• Aim:
The data below should be restated word for word, with every picture omitted.

• Record extracts:
____________________

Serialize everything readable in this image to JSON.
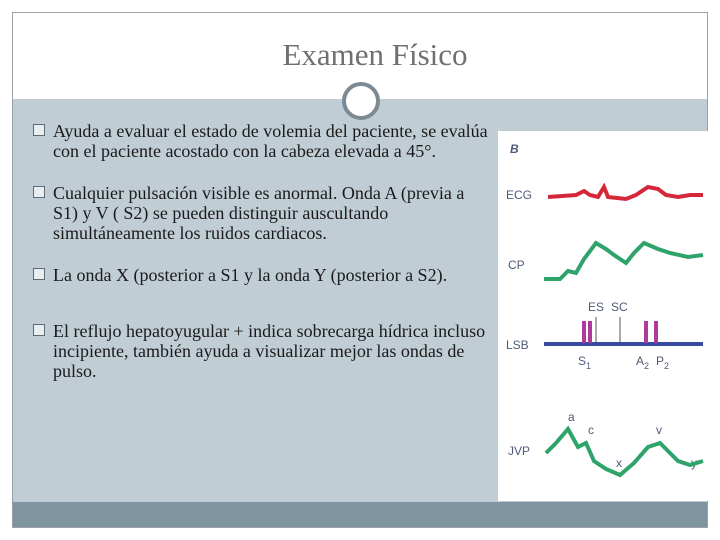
{
  "slide": {
    "title": "Examen Físico",
    "bullets": [
      {
        "text": "Ayuda a evaluar  el estado de volemia del paciente,  se evalúa con el paciente acostado con la cabeza elevada a 45°."
      },
      {
        "text": "Cualquier pulsación visible es anormal. Onda A (previa a S1) y V ( S2) se pueden distinguir auscultando simultáneamente los ruidos cardiacos."
      },
      {
        "text": "La onda X (posterior a S1 y la onda Y (posterior a S2)."
      },
      {
        "text": "El reflujo  hepatoyugular  + indica sobrecarga hídrica incluso incipiente, también ayuda a visualizar mejor las ondas de pulso."
      }
    ]
  },
  "figure": {
    "panel_letter": "B",
    "row_labels": {
      "ecg": "ECG",
      "cp": "CP",
      "lsb": "LSB",
      "jvp": "JVP"
    },
    "markers": {
      "es": "ES",
      "sc": "SC"
    },
    "sounds": {
      "s1": "S",
      "s1_sub": "1",
      "a2": "A",
      "a2_sub": "2",
      "p2": "P",
      "p2_sub": "2"
    },
    "waves": {
      "a": "a",
      "c": "c",
      "v": "v",
      "x": "x",
      "y": "y"
    },
    "colors": {
      "ecg": "#d6273a",
      "cp": "#2ea36a",
      "lsb": "#3a4aa0",
      "jvp": "#2ea36a",
      "sound": "#b03a9a"
    }
  }
}
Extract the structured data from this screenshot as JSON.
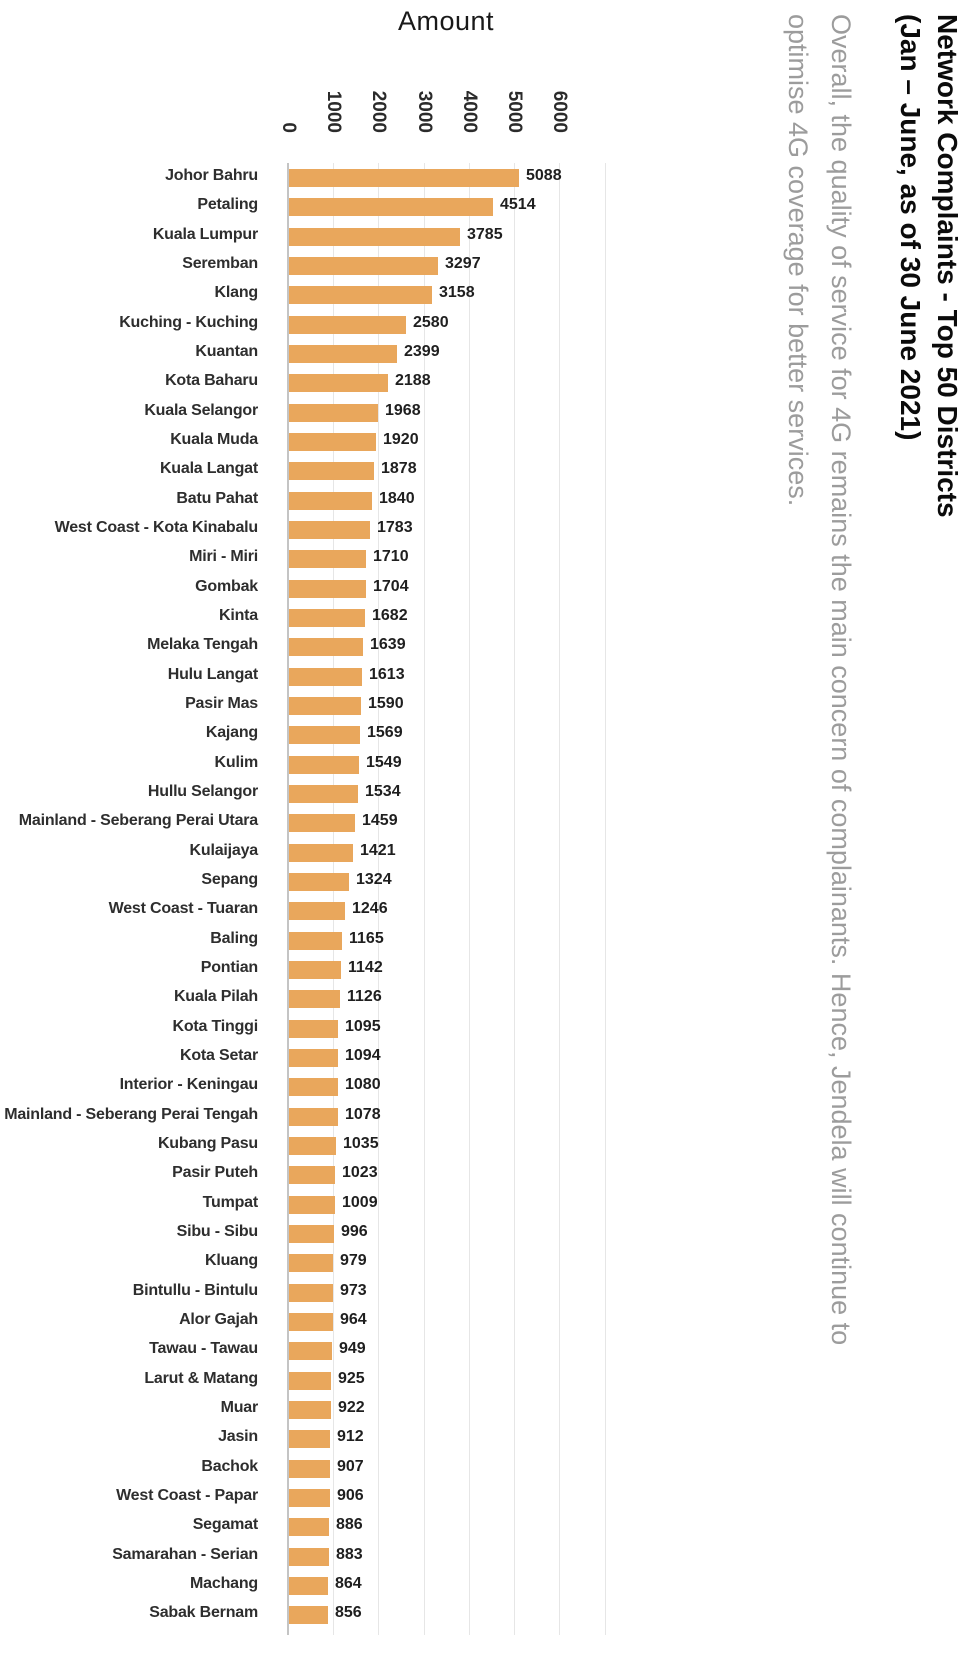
{
  "axis": {
    "title": "Amount",
    "ticks": [
      0,
      1000,
      2000,
      3000,
      4000,
      5000,
      6000
    ]
  },
  "title": {
    "lines": [
      "Network Complaints - Top 50 Districts",
      "(Jan – June, as of 30 June 2021)"
    ]
  },
  "subtitle": {
    "lines": [
      "Overall, the quality of service for 4G remains the main concern of complainants. Hence, Jendela will continue to",
      "optimise 4G coverage for better services."
    ]
  },
  "colors": {
    "bar": "#e9a75c",
    "axis_line": "#c4c4c4",
    "gridline": "#e6e6e6",
    "title": "#0b0b0b",
    "subtitle": "#9c9c9c",
    "category_label": "#2e2e2e",
    "value_label": "#1f1f1f"
  },
  "chart_data": {
    "type": "bar",
    "orientation": "horizontal",
    "title": "Network Complaints - Top 50 Districts (Jan – June, as of 30 June 2021)",
    "subtitle": "Overall, the quality of service for 4G remains the main concern of complainants. Hence, Jendela will continue to optimise 4G coverage for better services.",
    "xlabel": "Amount",
    "ylabel": "",
    "xlim": [
      0,
      7000
    ],
    "grid": true,
    "legend": false,
    "bar_color": "#e9a75c",
    "categories": [
      "Johor Bahru",
      "Petaling",
      "Kuala Lumpur",
      "Seremban",
      "Klang",
      "Kuching - Kuching",
      "Kuantan",
      "Kota Baharu",
      "Kuala Selangor",
      "Kuala Muda",
      "Kuala Langat",
      "Batu Pahat",
      "West Coast - Kota Kinabalu",
      "Miri - Miri",
      "Gombak",
      "Kinta",
      "Melaka Tengah",
      "Hulu Langat",
      "Pasir Mas",
      "Kajang",
      "Kulim",
      "Hullu Selangor",
      "Mainland - Seberang Perai Utara",
      "Kulaijaya",
      "Sepang",
      "West Coast - Tuaran",
      "Baling",
      "Pontian",
      "Kuala Pilah",
      "Kota Tinggi",
      "Kota Setar",
      "Interior - Keningau",
      "Mainland - Seberang Perai Tengah",
      "Kubang Pasu",
      "Pasir Puteh",
      "Tumpat",
      "Sibu - Sibu",
      "Kluang",
      "Bintullu - Bintulu",
      "Alor Gajah",
      "Tawau - Tawau",
      "Larut & Matang",
      "Muar",
      "Jasin",
      "Bachok",
      "West Coast - Papar",
      "Segamat",
      "Samarahan - Serian",
      "Machang",
      "Sabak Bernam"
    ],
    "values": [
      5088,
      4514,
      3785,
      3297,
      3158,
      2580,
      2399,
      2188,
      1968,
      1920,
      1878,
      1840,
      1783,
      1710,
      1704,
      1682,
      1639,
      1613,
      1590,
      1569,
      1549,
      1534,
      1459,
      1421,
      1324,
      1246,
      1165,
      1142,
      1126,
      1095,
      1094,
      1080,
      1078,
      1035,
      1023,
      1009,
      996,
      979,
      973,
      964,
      949,
      925,
      922,
      912,
      907,
      906,
      886,
      883,
      864,
      856
    ]
  }
}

____________________

• Task response:
Serialize everything readable in this image to JSON.
{
  "slide": {
    "title": "Examen Físico",
    "bullets": [
      {
        "text": "Ayuda a evaluar  el estado de volemia del paciente,  se evalúa con el paciente acostado con la cabeza elevada a 45°."
      },
      {
        "text": "Cualquier pulsación visible es anormal. Onda A (previa a S1) y V ( S2) se pueden distinguir auscultando simultáneamente los ruidos cardiacos."
      },
      {
        "text": "La onda X (posterior a S1 y la onda Y (posterior a S2)."
      },
      {
        "text": "El reflujo  hepatoyugular  + indica sobrecarga hídrica incluso incipiente, también ayuda a visualizar mejor las ondas de pulso."
      }
    ]
  },
  "figure": {
    "panel_letter": "B",
    "row_labels": {
      "ecg": "ECG",
      "cp": "CP",
      "lsb": "LSB",
      "jvp": "JVP"
    },
    "markers": {
      "es": "ES",
      "sc": "SC"
    },
    "sounds": {
      "s1": "S",
      "s1_sub": "1",
      "a2": "A",
      "a2_sub": "2",
      "p2": "P",
      "p2_sub": "2"
    },
    "waves": {
      "a": "a",
      "c": "c",
      "v": "v",
      "x": "x",
      "y": "y"
    },
    "colors": {
      "ecg": "#d6273a",
      "cp": "#2ea36a",
      "lsb": "#3a4aa0",
      "jvp": "#2ea36a",
      "sound": "#b03a9a"
    }
  }
}
Extract the structured data from this screenshot as JSON.
{
  "axis": {
    "title": "Amount",
    "ticks": [
      0,
      1000,
      2000,
      3000,
      4000,
      5000,
      6000
    ]
  },
  "title": {
    "lines": [
      "Network Complaints - Top 50 Districts",
      "(Jan – June, as of 30 June 2021)"
    ]
  },
  "subtitle": {
    "lines": [
      "Overall, the quality of service for 4G remains the main concern of complainants. Hence, Jendela will continue to",
      "optimise 4G coverage for better services."
    ]
  },
  "colors": {
    "bar": "#e9a75c",
    "axis_line": "#c4c4c4",
    "gridline": "#e6e6e6",
    "title": "#0b0b0b",
    "subtitle": "#9c9c9c",
    "category_label": "#2e2e2e",
    "value_label": "#1f1f1f"
  },
  "chart_data": {
    "type": "bar",
    "orientation": "horizontal",
    "title": "Network Complaints - Top 50 Districts (Jan – June, as of 30 June 2021)",
    "subtitle": "Overall, the quality of service for 4G remains the main concern of complainants. Hence, Jendela will continue to optimise 4G coverage for better services.",
    "xlabel": "Amount",
    "ylabel": "",
    "xlim": [
      0,
      7000
    ],
    "grid": true,
    "legend": false,
    "bar_color": "#e9a75c",
    "categories": [
      "Johor Bahru",
      "Petaling",
      "Kuala Lumpur",
      "Seremban",
      "Klang",
      "Kuching - Kuching",
      "Kuantan",
      "Kota Baharu",
      "Kuala Selangor",
      "Kuala Muda",
      "Kuala Langat",
      "Batu Pahat",
      "West Coast - Kota Kinabalu",
      "Miri - Miri",
      "Gombak",
      "Kinta",
      "Melaka Tengah",
      "Hulu Langat",
      "Pasir Mas",
      "Kajang",
      "Kulim",
      "Hullu Selangor",
      "Mainland - Seberang Perai Utara",
      "Kulaijaya",
      "Sepang",
      "West Coast - Tuaran",
      "Baling",
      "Pontian",
      "Kuala Pilah",
      "Kota Tinggi",
      "Kota Setar",
      "Interior - Keningau",
      "Mainland - Seberang Perai Tengah",
      "Kubang Pasu",
      "Pasir Puteh",
      "Tumpat",
      "Sibu - Sibu",
      "Kluang",
      "Bintullu - Bintulu",
      "Alor Gajah",
      "Tawau - Tawau",
      "Larut & Matang",
      "Muar",
      "Jasin",
      "Bachok",
      "West Coast - Papar",
      "Segamat",
      "Samarahan - Serian",
      "Machang",
      "Sabak Bernam"
    ],
    "values": [
      5088,
      4514,
      3785,
      3297,
      3158,
      2580,
      2399,
      2188,
      1968,
      1920,
      1878,
      1840,
      1783,
      1710,
      1704,
      1682,
      1639,
      1613,
      1590,
      1569,
      1549,
      1534,
      1459,
      1421,
      1324,
      1246,
      1165,
      1142,
      1126,
      1095,
      1094,
      1080,
      1078,
      1035,
      1023,
      1009,
      996,
      979,
      973,
      964,
      949,
      925,
      922,
      912,
      907,
      906,
      886,
      883,
      864,
      856
    ]
  }
}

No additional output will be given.